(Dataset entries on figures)

----

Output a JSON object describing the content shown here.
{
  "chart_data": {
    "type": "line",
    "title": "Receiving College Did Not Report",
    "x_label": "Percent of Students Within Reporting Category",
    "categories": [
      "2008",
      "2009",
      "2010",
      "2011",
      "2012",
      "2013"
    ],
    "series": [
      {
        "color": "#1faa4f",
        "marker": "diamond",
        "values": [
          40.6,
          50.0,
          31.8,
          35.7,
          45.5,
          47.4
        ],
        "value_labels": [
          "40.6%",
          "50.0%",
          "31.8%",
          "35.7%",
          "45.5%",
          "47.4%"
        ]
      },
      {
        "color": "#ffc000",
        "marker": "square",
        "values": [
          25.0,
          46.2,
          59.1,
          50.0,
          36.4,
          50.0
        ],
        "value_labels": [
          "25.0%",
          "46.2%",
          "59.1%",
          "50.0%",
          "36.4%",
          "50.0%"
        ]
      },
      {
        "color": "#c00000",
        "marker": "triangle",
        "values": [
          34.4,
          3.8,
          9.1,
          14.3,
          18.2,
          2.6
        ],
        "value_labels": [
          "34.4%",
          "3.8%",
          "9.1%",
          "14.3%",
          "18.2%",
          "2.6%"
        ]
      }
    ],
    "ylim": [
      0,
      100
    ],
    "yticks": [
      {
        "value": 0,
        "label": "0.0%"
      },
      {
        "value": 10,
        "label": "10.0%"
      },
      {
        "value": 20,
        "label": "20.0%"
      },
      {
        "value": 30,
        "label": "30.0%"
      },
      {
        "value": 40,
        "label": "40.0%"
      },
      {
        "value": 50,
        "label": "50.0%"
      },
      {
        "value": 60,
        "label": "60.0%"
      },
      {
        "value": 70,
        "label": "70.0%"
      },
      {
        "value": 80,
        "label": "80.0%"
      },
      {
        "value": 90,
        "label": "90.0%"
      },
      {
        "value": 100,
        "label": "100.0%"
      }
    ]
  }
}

----

Task:
Output all records verbatim.

Exercise result:
Output a JSON object describing the content shown here.
{
  "chart_data": {
    "type": "line",
    "title": "Receiving College Did Not Report",
    "x_label": "Percent of Students Within Reporting Category",
    "categories": [
      "2008",
      "2009",
      "2010",
      "2011",
      "2012",
      "2013"
    ],
    "series": [
      {
        "color": "#1faa4f",
        "marker": "diamond",
        "values": [
          40.6,
          50.0,
          31.8,
          35.7,
          45.5,
          47.4
        ],
        "value_labels": [
          "40.6%",
          "50.0%",
          "31.8%",
          "35.7%",
          "45.5%",
          "47.4%"
        ]
      },
      {
        "color": "#ffc000",
        "marker": "square",
        "values": [
          25.0,
          46.2,
          59.1,
          50.0,
          36.4,
          50.0
        ],
        "value_labels": [
          "25.0%",
          "46.2%",
          "59.1%",
          "50.0%",
          "36.4%",
          "50.0%"
        ]
      },
      {
        "color": "#c00000",
        "marker": "triangle",
        "values": [
          34.4,
          3.8,
          9.1,
          14.3,
          18.2,
          2.6
        ],
        "value_labels": [
          "34.4%",
          "3.8%",
          "9.1%",
          "14.3%",
          "18.2%",
          "2.6%"
        ]
      }
    ],
    "ylim": [
      0,
      100
    ],
    "yticks": [
      {
        "value": 0,
        "label": "0.0%"
      },
      {
        "value": 10,
        "label": "10.0%"
      },
      {
        "value": 20,
        "label": "20.0%"
      },
      {
        "value": 30,
        "label": "30.0%"
      },
      {
        "value": 40,
        "label": "40.0%"
      },
      {
        "value": 50,
        "label": "50.0%"
      },
      {
        "value": 60,
        "label": "60.0%"
      },
      {
        "value": 70,
        "label": "70.0%"
      },
      {
        "value": 80,
        "label": "80.0%"
      },
      {
        "value": 90,
        "label": "90.0%"
      },
      {
        "value": 100,
        "label": "100.0%"
      }
    ]
  }
}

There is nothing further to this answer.